> **INSTRUCTIONS FOR THE TASK**: Return every record verbatim, omitting all pictures.

(Dataset rows for document pages)
============
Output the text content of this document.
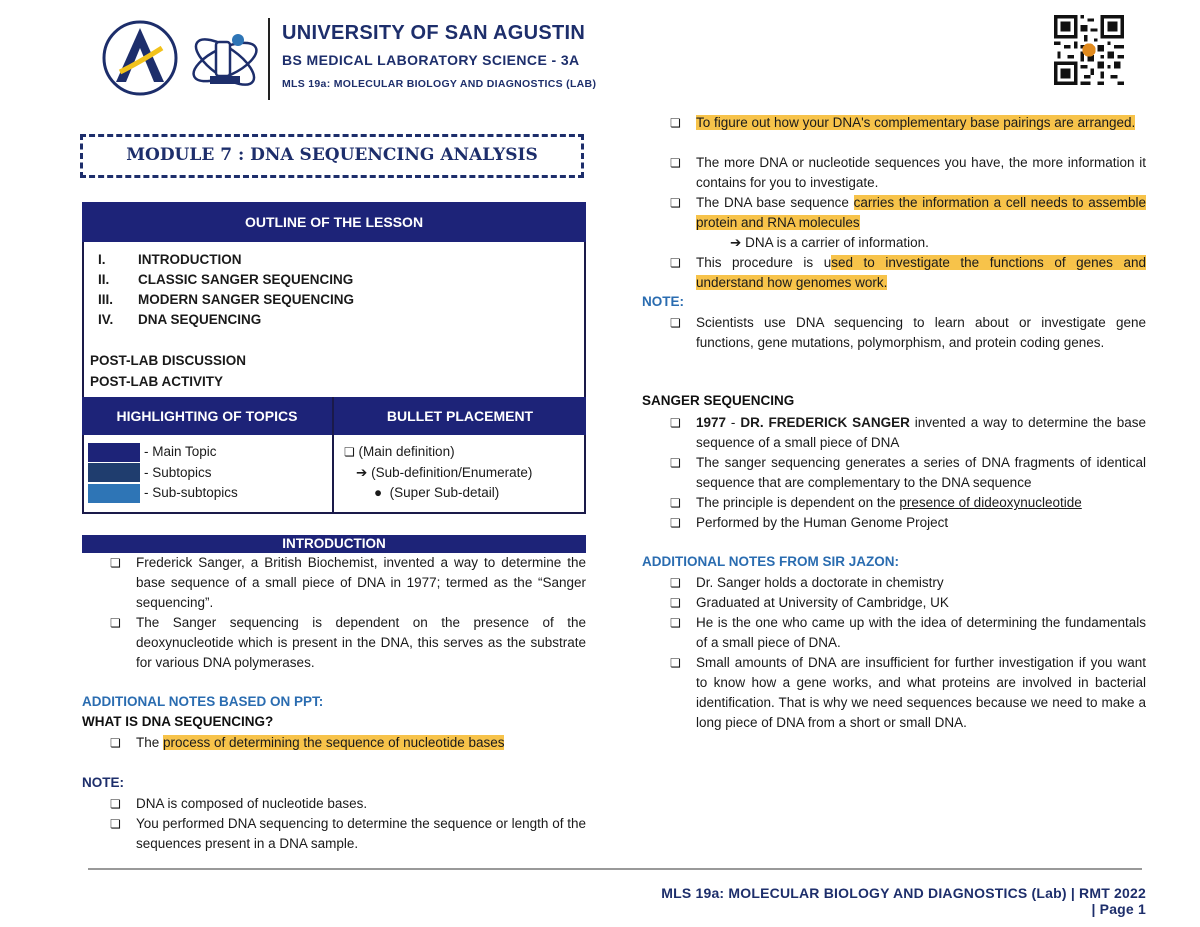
UNIVERSITY OF SAN AGUSTIN
BS MEDICAL LABORATORY SCIENCE - 3A
MLS 19a: MOLECULAR BIOLOGY AND DIAGNOSTICS (LAB)
MODULE 7 : DNA SEQUENCING ANALYSIS
OUTLINE OF THE LESSON
I.	INTRODUCTION
II.	CLASSIC SANGER SEQUENCING
III.	MODERN SANGER SEQUENCING
IV.	DNA SEQUENCING
POST-LAB DISCUSSION
POST-LAB ACTIVITY
HIGHLIGHTING OF TOPICS	BULLET PLACEMENT
- Main Topic
- Subtopics
- Sub-subtopics
❏ (Main definition)
➔ (Sub-definition/Enumerate)
● (Super Sub-detail)
INTRODUCTION
❏	Frederick Sanger, a British Biochemist, invented a way to determine the base sequence of a small piece of DNA in 1977; termed as the “Sanger sequencing”.
❏	The Sanger sequencing is dependent on the presence of the deoxynucleotide which is present in the DNA, this serves as the substrate for various DNA polymerases.
ADDITIONAL NOTES BASED ON PPT:
WHAT IS DNA SEQUENCING?
❏	The process of determining the sequence of nucleotide bases
NOTE:
❏	DNA is composed of nucleotide bases.
❏	You performed DNA sequencing to determine the sequence or length of the sequences present in a DNA sample.
❏	To figure out how your DNA's complementary base pairings are arranged.
❏	The more DNA or nucleotide sequences you have, the more information it contains for you to investigate.
❏	The DNA base sequence carries the information a cell needs to assemble protein and RNA molecules
➔ DNA is a carrier of information.
❏	This procedure is used to investigate the functions of genes and understand how genomes work.
NOTE:
❏	Scientists use DNA sequencing to learn about or investigate gene functions, gene mutations, polymorphism, and protein coding genes.
SANGER SEQUENCING
❏	1977 - DR. FREDERICK SANGER invented a way to determine the base sequence of a small piece of DNA
❏	The sanger sequencing generates a series of DNA fragments of identical sequence that are complementary to the DNA sequence
❏	The principle is dependent on the presence of dideoxynucleotide
❏	Performed by the Human Genome Project
ADDITIONAL NOTES FROM SIR JAZON:
❏	Dr. Sanger holds a doctorate in chemistry
❏	Graduated at University of Cambridge, UK
❏	He is the one who came up with the idea of determining the fundamentals of a small piece of DNA.
❏	Small amounts of DNA are insufficient for further investigation if you want to know how a gene works, and what proteins are involved in bacterial identification. That is why we need sequences because we need to make a long piece of DNA from a short or small DNA.
MLS 19a: MOLECULAR BIOLOGY AND DIAGNOSTICS (Lab) | RMT 2022 | Page 1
============
> **SOLUTION TO THE PROBLEM**:
Output the text content of this document.
UNIVERSITY OF SAN AGUSTIN
BS MEDICAL LABORATORY SCIENCE - 3A
MLS 19a: MOLECULAR BIOLOGY AND DIAGNOSTICS (LAB)
MODULE 7 : DNA SEQUENCING ANALYSIS
OUTLINE OF THE LESSON
I.	INTRODUCTION
II.	CLASSIC SANGER SEQUENCING
III.	MODERN SANGER SEQUENCING
IV.	DNA SEQUENCING
POST-LAB DISCUSSION
POST-LAB ACTIVITY
HIGHLIGHTING OF TOPICS	BULLET PLACEMENT
- Main Topic
- Subtopics
- Sub-subtopics
❏ (Main definition)
➔ (Sub-definition/Enumerate)
● (Super Sub-detail)
INTRODUCTION
❏	Frederick Sanger, a British Biochemist, invented a way to determine the base sequence of a small piece of DNA in 1977; termed as the “Sanger sequencing”.
❏	The Sanger sequencing is dependent on the presence of the deoxynucleotide which is present in the DNA, this serves as the substrate for various DNA polymerases.
ADDITIONAL NOTES BASED ON PPT:
WHAT IS DNA SEQUENCING?
❏	The process of determining the sequence of nucleotide bases
NOTE:
❏	DNA is composed of nucleotide bases.
❏	You performed DNA sequencing to determine the sequence or length of the sequences present in a DNA sample.
❏	To figure out how your DNA's complementary base pairings are arranged.
❏	The more DNA or nucleotide sequences you have, the more information it contains for you to investigate.
❏	The DNA base sequence carries the information a cell needs to assemble protein and RNA molecules
➔ DNA is a carrier of information.
❏	This procedure is used to investigate the functions of genes and understand how genomes work.
NOTE:
❏	Scientists use DNA sequencing to learn about or investigate gene functions, gene mutations, polymorphism, and protein coding genes.
SANGER SEQUENCING
❏	1977 - DR. FREDERICK SANGER invented a way to determine the base sequence of a small piece of DNA
❏	The sanger sequencing generates a series of DNA fragments of identical sequence that are complementary to the DNA sequence
❏	The principle is dependent on the presence of dideoxynucleotide
❏	Performed by the Human Genome Project
ADDITIONAL NOTES FROM SIR JAZON:
❏	Dr. Sanger holds a doctorate in chemistry
❏	Graduated at University of Cambridge, UK
❏	He is the one who came up with the idea of determining the fundamentals of a small piece of DNA.
❏	Small amounts of DNA are insufficient for further investigation if you want to know how a gene works, and what proteins are involved in bacterial identification. That is why we need sequences because we need to make a long piece of DNA from a short or small DNA.
MLS 19a: MOLECULAR BIOLOGY AND DIAGNOSTICS (Lab) | RMT 2022 | Page 1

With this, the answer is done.